EXERCISE REQUIREMENTS:
Leaving out the pictures, please retype each record exactly.

DATA SHOWN:
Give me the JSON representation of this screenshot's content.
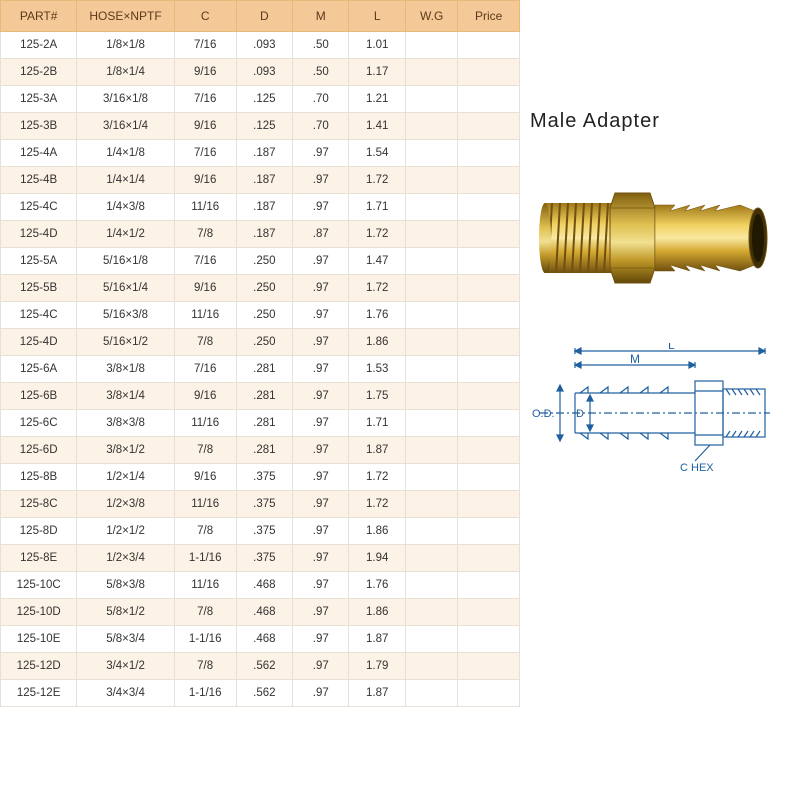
{
  "title": "Male Adapter",
  "columns": [
    "PART#",
    "HOSE×NPTF",
    "C",
    "D",
    "M",
    "L",
    "W.G",
    "Price"
  ],
  "col_widths": [
    "70px",
    "90px",
    "55px",
    "50px",
    "50px",
    "50px",
    "45px",
    "55px"
  ],
  "header_bg": "#f5c898",
  "header_text_color": "#5a3a1a",
  "row_alt_bg": "#fdf2e6",
  "row_bg": "#ffffff",
  "border_color": "#e8e0d8",
  "cell_text_color": "#333333",
  "title_color": "#222222",
  "title_fontsize": 20,
  "body_fontsize": 11.5,
  "header_fontsize": 12,
  "brass_colors": {
    "light": "#f0d060",
    "mid": "#d4a830",
    "dark": "#a07818",
    "shadow": "#705010"
  },
  "diagram_stroke": "#2060a0",
  "diagram_labels": {
    "L": "L",
    "M": "M",
    "OD": "O.D.",
    "D": "D",
    "CHEX": "C HEX"
  },
  "rows": [
    [
      "125-2A",
      "1/8×1/8",
      "7/16",
      ".093",
      ".50",
      "1.01",
      "",
      ""
    ],
    [
      "125-2B",
      "1/8×1/4",
      "9/16",
      ".093",
      ".50",
      "1.17",
      "",
      ""
    ],
    [
      "125-3A",
      "3/16×1/8",
      "7/16",
      ".125",
      ".70",
      "1.21",
      "",
      ""
    ],
    [
      "125-3B",
      "3/16×1/4",
      "9/16",
      ".125",
      ".70",
      "1.41",
      "",
      ""
    ],
    [
      "125-4A",
      "1/4×1/8",
      "7/16",
      ".187",
      ".97",
      "1.54",
      "",
      ""
    ],
    [
      "125-4B",
      "1/4×1/4",
      "9/16",
      ".187",
      ".97",
      "1.72",
      "",
      ""
    ],
    [
      "125-4C",
      "1/4×3/8",
      "11/16",
      ".187",
      ".97",
      "1.71",
      "",
      ""
    ],
    [
      "125-4D",
      "1/4×1/2",
      "7/8",
      ".187",
      ".87",
      "1.72",
      "",
      ""
    ],
    [
      "125-5A",
      "5/16×1/8",
      "7/16",
      ".250",
      ".97",
      "1.47",
      "",
      ""
    ],
    [
      "125-5B",
      "5/16×1/4",
      "9/16",
      ".250",
      ".97",
      "1.72",
      "",
      ""
    ],
    [
      "125-4C",
      "5/16×3/8",
      "11/16",
      ".250",
      ".97",
      "1.76",
      "",
      ""
    ],
    [
      "125-4D",
      "5/16×1/2",
      "7/8",
      ".250",
      ".97",
      "1.86",
      "",
      ""
    ],
    [
      "125-6A",
      "3/8×1/8",
      "7/16",
      ".281",
      ".97",
      "1.53",
      "",
      ""
    ],
    [
      "125-6B",
      "3/8×1/4",
      "9/16",
      ".281",
      ".97",
      "1.75",
      "",
      ""
    ],
    [
      "125-6C",
      "3/8×3/8",
      "11/16",
      ".281",
      ".97",
      "1.71",
      "",
      ""
    ],
    [
      "125-6D",
      "3/8×1/2",
      "7/8",
      ".281",
      ".97",
      "1.87",
      "",
      ""
    ],
    [
      "125-8B",
      "1/2×1/4",
      "9/16",
      ".375",
      ".97",
      "1.72",
      "",
      ""
    ],
    [
      "125-8C",
      "1/2×3/8",
      "11/16",
      ".375",
      ".97",
      "1.72",
      "",
      ""
    ],
    [
      "125-8D",
      "1/2×1/2",
      "7/8",
      ".375",
      ".97",
      "1.86",
      "",
      ""
    ],
    [
      "125-8E",
      "1/2×3/4",
      "1-1/16",
      ".375",
      ".97",
      "1.94",
      "",
      ""
    ],
    [
      "125-10C",
      "5/8×3/8",
      "11/16",
      ".468",
      ".97",
      "1.76",
      "",
      ""
    ],
    [
      "125-10D",
      "5/8×1/2",
      "7/8",
      ".468",
      ".97",
      "1.86",
      "",
      ""
    ],
    [
      "125-10E",
      "5/8×3/4",
      "1-1/16",
      ".468",
      ".97",
      "1.87",
      "",
      ""
    ],
    [
      "125-12D",
      "3/4×1/2",
      "7/8",
      ".562",
      ".97",
      "1.79",
      "",
      ""
    ],
    [
      "125-12E",
      "3/4×3/4",
      "1-1/16",
      ".562",
      ".97",
      "1.87",
      "",
      ""
    ]
  ]
}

SOLUTION TO THE EXERCISE:
Give me the JSON representation of this screenshot's content.
{
  "title": "Male Adapter",
  "columns": [
    "PART#",
    "HOSE×NPTF",
    "C",
    "D",
    "M",
    "L",
    "W.G",
    "Price"
  ],
  "col_widths": [
    "70px",
    "90px",
    "55px",
    "50px",
    "50px",
    "50px",
    "45px",
    "55px"
  ],
  "header_bg": "#f5c898",
  "header_text_color": "#5a3a1a",
  "row_alt_bg": "#fdf2e6",
  "row_bg": "#ffffff",
  "border_color": "#e8e0d8",
  "cell_text_color": "#333333",
  "title_color": "#222222",
  "title_fontsize": 20,
  "body_fontsize": 11.5,
  "header_fontsize": 12,
  "brass_colors": {
    "light": "#f0d060",
    "mid": "#d4a830",
    "dark": "#a07818",
    "shadow": "#705010"
  },
  "diagram_stroke": "#2060a0",
  "diagram_labels": {
    "L": "L",
    "M": "M",
    "OD": "O.D.",
    "D": "D",
    "CHEX": "C HEX"
  },
  "rows": [
    [
      "125-2A",
      "1/8×1/8",
      "7/16",
      ".093",
      ".50",
      "1.01",
      "",
      ""
    ],
    [
      "125-2B",
      "1/8×1/4",
      "9/16",
      ".093",
      ".50",
      "1.17",
      "",
      ""
    ],
    [
      "125-3A",
      "3/16×1/8",
      "7/16",
      ".125",
      ".70",
      "1.21",
      "",
      ""
    ],
    [
      "125-3B",
      "3/16×1/4",
      "9/16",
      ".125",
      ".70",
      "1.41",
      "",
      ""
    ],
    [
      "125-4A",
      "1/4×1/8",
      "7/16",
      ".187",
      ".97",
      "1.54",
      "",
      ""
    ],
    [
      "125-4B",
      "1/4×1/4",
      "9/16",
      ".187",
      ".97",
      "1.72",
      "",
      ""
    ],
    [
      "125-4C",
      "1/4×3/8",
      "11/16",
      ".187",
      ".97",
      "1.71",
      "",
      ""
    ],
    [
      "125-4D",
      "1/4×1/2",
      "7/8",
      ".187",
      ".87",
      "1.72",
      "",
      ""
    ],
    [
      "125-5A",
      "5/16×1/8",
      "7/16",
      ".250",
      ".97",
      "1.47",
      "",
      ""
    ],
    [
      "125-5B",
      "5/16×1/4",
      "9/16",
      ".250",
      ".97",
      "1.72",
      "",
      ""
    ],
    [
      "125-4C",
      "5/16×3/8",
      "11/16",
      ".250",
      ".97",
      "1.76",
      "",
      ""
    ],
    [
      "125-4D",
      "5/16×1/2",
      "7/8",
      ".250",
      ".97",
      "1.86",
      "",
      ""
    ],
    [
      "125-6A",
      "3/8×1/8",
      "7/16",
      ".281",
      ".97",
      "1.53",
      "",
      ""
    ],
    [
      "125-6B",
      "3/8×1/4",
      "9/16",
      ".281",
      ".97",
      "1.75",
      "",
      ""
    ],
    [
      "125-6C",
      "3/8×3/8",
      "11/16",
      ".281",
      ".97",
      "1.71",
      "",
      ""
    ],
    [
      "125-6D",
      "3/8×1/2",
      "7/8",
      ".281",
      ".97",
      "1.87",
      "",
      ""
    ],
    [
      "125-8B",
      "1/2×1/4",
      "9/16",
      ".375",
      ".97",
      "1.72",
      "",
      ""
    ],
    [
      "125-8C",
      "1/2×3/8",
      "11/16",
      ".375",
      ".97",
      "1.72",
      "",
      ""
    ],
    [
      "125-8D",
      "1/2×1/2",
      "7/8",
      ".375",
      ".97",
      "1.86",
      "",
      ""
    ],
    [
      "125-8E",
      "1/2×3/4",
      "1-1/16",
      ".375",
      ".97",
      "1.94",
      "",
      ""
    ],
    [
      "125-10C",
      "5/8×3/8",
      "11/16",
      ".468",
      ".97",
      "1.76",
      "",
      ""
    ],
    [
      "125-10D",
      "5/8×1/2",
      "7/8",
      ".468",
      ".97",
      "1.86",
      "",
      ""
    ],
    [
      "125-10E",
      "5/8×3/4",
      "1-1/16",
      ".468",
      ".97",
      "1.87",
      "",
      ""
    ],
    [
      "125-12D",
      "3/4×1/2",
      "7/8",
      ".562",
      ".97",
      "1.79",
      "",
      ""
    ],
    [
      "125-12E",
      "3/4×3/4",
      "1-1/16",
      ".562",
      ".97",
      "1.87",
      "",
      ""
    ]
  ]
}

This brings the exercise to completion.